● **Task details**
Write every record out again exactly as given.

● **Record list**
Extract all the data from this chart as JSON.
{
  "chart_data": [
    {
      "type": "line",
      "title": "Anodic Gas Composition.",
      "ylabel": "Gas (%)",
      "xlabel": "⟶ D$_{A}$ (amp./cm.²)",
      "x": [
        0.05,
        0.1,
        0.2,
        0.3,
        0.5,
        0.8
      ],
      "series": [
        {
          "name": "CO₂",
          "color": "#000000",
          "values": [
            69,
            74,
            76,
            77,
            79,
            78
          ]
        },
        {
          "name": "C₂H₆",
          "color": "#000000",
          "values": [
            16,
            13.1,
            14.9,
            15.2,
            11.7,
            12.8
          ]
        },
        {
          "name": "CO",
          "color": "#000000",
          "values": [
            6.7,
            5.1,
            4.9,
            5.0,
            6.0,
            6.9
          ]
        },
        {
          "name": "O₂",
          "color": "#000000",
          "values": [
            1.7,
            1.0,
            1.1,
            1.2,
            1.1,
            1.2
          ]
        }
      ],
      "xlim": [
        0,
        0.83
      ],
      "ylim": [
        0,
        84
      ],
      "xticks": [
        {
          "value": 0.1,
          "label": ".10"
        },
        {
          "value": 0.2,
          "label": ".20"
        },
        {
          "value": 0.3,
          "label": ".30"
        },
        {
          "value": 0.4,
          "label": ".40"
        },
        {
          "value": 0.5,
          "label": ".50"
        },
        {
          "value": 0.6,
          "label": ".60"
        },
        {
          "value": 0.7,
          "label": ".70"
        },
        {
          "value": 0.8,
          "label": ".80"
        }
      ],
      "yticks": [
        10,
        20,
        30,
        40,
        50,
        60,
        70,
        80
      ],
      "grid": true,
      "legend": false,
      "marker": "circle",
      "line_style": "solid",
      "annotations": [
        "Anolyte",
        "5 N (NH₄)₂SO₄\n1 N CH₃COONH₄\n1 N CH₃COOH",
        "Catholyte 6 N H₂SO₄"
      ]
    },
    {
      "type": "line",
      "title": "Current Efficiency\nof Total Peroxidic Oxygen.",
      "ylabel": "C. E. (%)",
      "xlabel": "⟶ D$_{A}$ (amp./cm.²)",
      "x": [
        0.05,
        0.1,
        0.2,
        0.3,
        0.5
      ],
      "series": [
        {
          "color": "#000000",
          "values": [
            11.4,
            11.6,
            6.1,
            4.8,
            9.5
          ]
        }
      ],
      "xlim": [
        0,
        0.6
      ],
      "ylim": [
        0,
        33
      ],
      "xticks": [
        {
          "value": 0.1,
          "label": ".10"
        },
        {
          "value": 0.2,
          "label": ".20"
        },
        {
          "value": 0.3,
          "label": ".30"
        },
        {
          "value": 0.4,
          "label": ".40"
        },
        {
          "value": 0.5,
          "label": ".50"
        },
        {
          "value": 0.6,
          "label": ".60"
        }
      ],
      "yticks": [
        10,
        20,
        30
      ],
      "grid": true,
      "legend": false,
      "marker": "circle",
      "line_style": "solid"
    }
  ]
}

● **Worked answer**
Extract all the data from this chart as JSON.
{
  "chart_data": [
    {
      "type": "line",
      "title": "Anodic Gas Composition.",
      "ylabel": "Gas (%)",
      "xlabel": "⟶ D$_{A}$ (amp./cm.²)",
      "x": [
        0.05,
        0.1,
        0.2,
        0.3,
        0.5,
        0.8
      ],
      "series": [
        {
          "name": "CO₂",
          "color": "#000000",
          "values": [
            69,
            74,
            76,
            77,
            79,
            78
          ]
        },
        {
          "name": "C₂H₆",
          "color": "#000000",
          "values": [
            16,
            13.1,
            14.9,
            15.2,
            11.7,
            12.8
          ]
        },
        {
          "name": "CO",
          "color": "#000000",
          "values": [
            6.7,
            5.1,
            4.9,
            5.0,
            6.0,
            6.9
          ]
        },
        {
          "name": "O₂",
          "color": "#000000",
          "values": [
            1.7,
            1.0,
            1.1,
            1.2,
            1.1,
            1.2
          ]
        }
      ],
      "xlim": [
        0,
        0.83
      ],
      "ylim": [
        0,
        84
      ],
      "xticks": [
        {
          "value": 0.1,
          "label": ".10"
        },
        {
          "value": 0.2,
          "label": ".20"
        },
        {
          "value": 0.3,
          "label": ".30"
        },
        {
          "value": 0.4,
          "label": ".40"
        },
        {
          "value": 0.5,
          "label": ".50"
        },
        {
          "value": 0.6,
          "label": ".60"
        },
        {
          "value": 0.7,
          "label": ".70"
        },
        {
          "value": 0.8,
          "label": ".80"
        }
      ],
      "yticks": [
        10,
        20,
        30,
        40,
        50,
        60,
        70,
        80
      ],
      "grid": true,
      "legend": false,
      "marker": "circle",
      "line_style": "solid",
      "annotations": [
        "Anolyte",
        "5 N (NH₄)₂SO₄\n1 N CH₃COONH₄\n1 N CH₃COOH",
        "Catholyte 6 N H₂SO₄"
      ]
    },
    {
      "type": "line",
      "title": "Current Efficiency\nof Total Peroxidic Oxygen.",
      "ylabel": "C. E. (%)",
      "xlabel": "⟶ D$_{A}$ (amp./cm.²)",
      "x": [
        0.05,
        0.1,
        0.2,
        0.3,
        0.5
      ],
      "series": [
        {
          "color": "#000000",
          "values": [
            11.4,
            11.6,
            6.1,
            4.8,
            9.5
          ]
        }
      ],
      "xlim": [
        0,
        0.6
      ],
      "ylim": [
        0,
        33
      ],
      "xticks": [
        {
          "value": 0.1,
          "label": ".10"
        },
        {
          "value": 0.2,
          "label": ".20"
        },
        {
          "value": 0.3,
          "label": ".30"
        },
        {
          "value": 0.4,
          "label": ".40"
        },
        {
          "value": 0.5,
          "label": ".50"
        },
        {
          "value": 0.6,
          "label": ".60"
        }
      ],
      "yticks": [
        10,
        20,
        30
      ],
      "grid": true,
      "legend": false,
      "marker": "circle",
      "line_style": "solid"
    }
  ]
}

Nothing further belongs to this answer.